WHAT IS ASKED
Would you output the whole listing below, exactly as it reads?

ENTRIES PROVIDED
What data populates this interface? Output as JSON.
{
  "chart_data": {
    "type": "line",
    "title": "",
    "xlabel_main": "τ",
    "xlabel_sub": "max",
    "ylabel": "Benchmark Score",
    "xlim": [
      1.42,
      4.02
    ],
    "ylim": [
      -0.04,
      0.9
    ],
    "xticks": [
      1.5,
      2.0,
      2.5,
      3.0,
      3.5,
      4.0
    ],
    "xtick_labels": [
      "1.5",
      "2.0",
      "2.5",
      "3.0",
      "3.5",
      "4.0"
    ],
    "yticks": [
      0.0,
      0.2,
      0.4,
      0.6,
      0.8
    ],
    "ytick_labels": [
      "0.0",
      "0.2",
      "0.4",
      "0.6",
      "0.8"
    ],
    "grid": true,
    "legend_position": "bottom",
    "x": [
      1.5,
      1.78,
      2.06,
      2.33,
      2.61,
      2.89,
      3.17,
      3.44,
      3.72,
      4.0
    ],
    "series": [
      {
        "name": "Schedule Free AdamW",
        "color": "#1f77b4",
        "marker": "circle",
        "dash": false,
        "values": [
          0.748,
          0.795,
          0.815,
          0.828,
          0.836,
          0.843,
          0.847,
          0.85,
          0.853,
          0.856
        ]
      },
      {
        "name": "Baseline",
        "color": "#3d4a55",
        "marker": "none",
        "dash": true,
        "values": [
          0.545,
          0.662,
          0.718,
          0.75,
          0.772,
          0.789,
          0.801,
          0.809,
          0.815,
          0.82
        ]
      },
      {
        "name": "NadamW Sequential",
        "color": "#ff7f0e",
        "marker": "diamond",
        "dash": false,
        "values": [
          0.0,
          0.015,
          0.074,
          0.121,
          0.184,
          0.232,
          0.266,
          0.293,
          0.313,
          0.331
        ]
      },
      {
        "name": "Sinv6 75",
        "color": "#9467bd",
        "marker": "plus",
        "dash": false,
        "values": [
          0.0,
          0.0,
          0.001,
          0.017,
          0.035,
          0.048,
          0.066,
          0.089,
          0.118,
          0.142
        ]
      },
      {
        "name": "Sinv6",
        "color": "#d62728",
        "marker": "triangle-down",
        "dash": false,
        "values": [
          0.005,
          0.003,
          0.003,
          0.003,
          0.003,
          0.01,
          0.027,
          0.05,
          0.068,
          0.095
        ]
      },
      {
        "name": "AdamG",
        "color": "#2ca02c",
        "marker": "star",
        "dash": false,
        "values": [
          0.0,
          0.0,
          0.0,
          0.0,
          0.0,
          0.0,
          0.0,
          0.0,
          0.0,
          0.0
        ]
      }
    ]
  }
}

TASK ANSWER
What data populates this interface? Output as JSON.
{
  "chart_data": {
    "type": "line",
    "title": "",
    "xlabel_main": "τ",
    "xlabel_sub": "max",
    "ylabel": "Benchmark Score",
    "xlim": [
      1.42,
      4.02
    ],
    "ylim": [
      -0.04,
      0.9
    ],
    "xticks": [
      1.5,
      2.0,
      2.5,
      3.0,
      3.5,
      4.0
    ],
    "xtick_labels": [
      "1.5",
      "2.0",
      "2.5",
      "3.0",
      "3.5",
      "4.0"
    ],
    "yticks": [
      0.0,
      0.2,
      0.4,
      0.6,
      0.8
    ],
    "ytick_labels": [
      "0.0",
      "0.2",
      "0.4",
      "0.6",
      "0.8"
    ],
    "grid": true,
    "legend_position": "bottom",
    "x": [
      1.5,
      1.78,
      2.06,
      2.33,
      2.61,
      2.89,
      3.17,
      3.44,
      3.72,
      4.0
    ],
    "series": [
      {
        "name": "Schedule Free AdamW",
        "color": "#1f77b4",
        "marker": "circle",
        "dash": false,
        "values": [
          0.748,
          0.795,
          0.815,
          0.828,
          0.836,
          0.843,
          0.847,
          0.85,
          0.853,
          0.856
        ]
      },
      {
        "name": "Baseline",
        "color": "#3d4a55",
        "marker": "none",
        "dash": true,
        "values": [
          0.545,
          0.662,
          0.718,
          0.75,
          0.772,
          0.789,
          0.801,
          0.809,
          0.815,
          0.82
        ]
      },
      {
        "name": "NadamW Sequential",
        "color": "#ff7f0e",
        "marker": "diamond",
        "dash": false,
        "values": [
          0.0,
          0.015,
          0.074,
          0.121,
          0.184,
          0.232,
          0.266,
          0.293,
          0.313,
          0.331
        ]
      },
      {
        "name": "Sinv6 75",
        "color": "#9467bd",
        "marker": "plus",
        "dash": false,
        "values": [
          0.0,
          0.0,
          0.001,
          0.017,
          0.035,
          0.048,
          0.066,
          0.089,
          0.118,
          0.142
        ]
      },
      {
        "name": "Sinv6",
        "color": "#d62728",
        "marker": "triangle-down",
        "dash": false,
        "values": [
          0.005,
          0.003,
          0.003,
          0.003,
          0.003,
          0.01,
          0.027,
          0.05,
          0.068,
          0.095
        ]
      },
      {
        "name": "AdamG",
        "color": "#2ca02c",
        "marker": "star",
        "dash": false,
        "values": [
          0.0,
          0.0,
          0.0,
          0.0,
          0.0,
          0.0,
          0.0,
          0.0,
          0.0,
          0.0
        ]
      }
    ]
  }
}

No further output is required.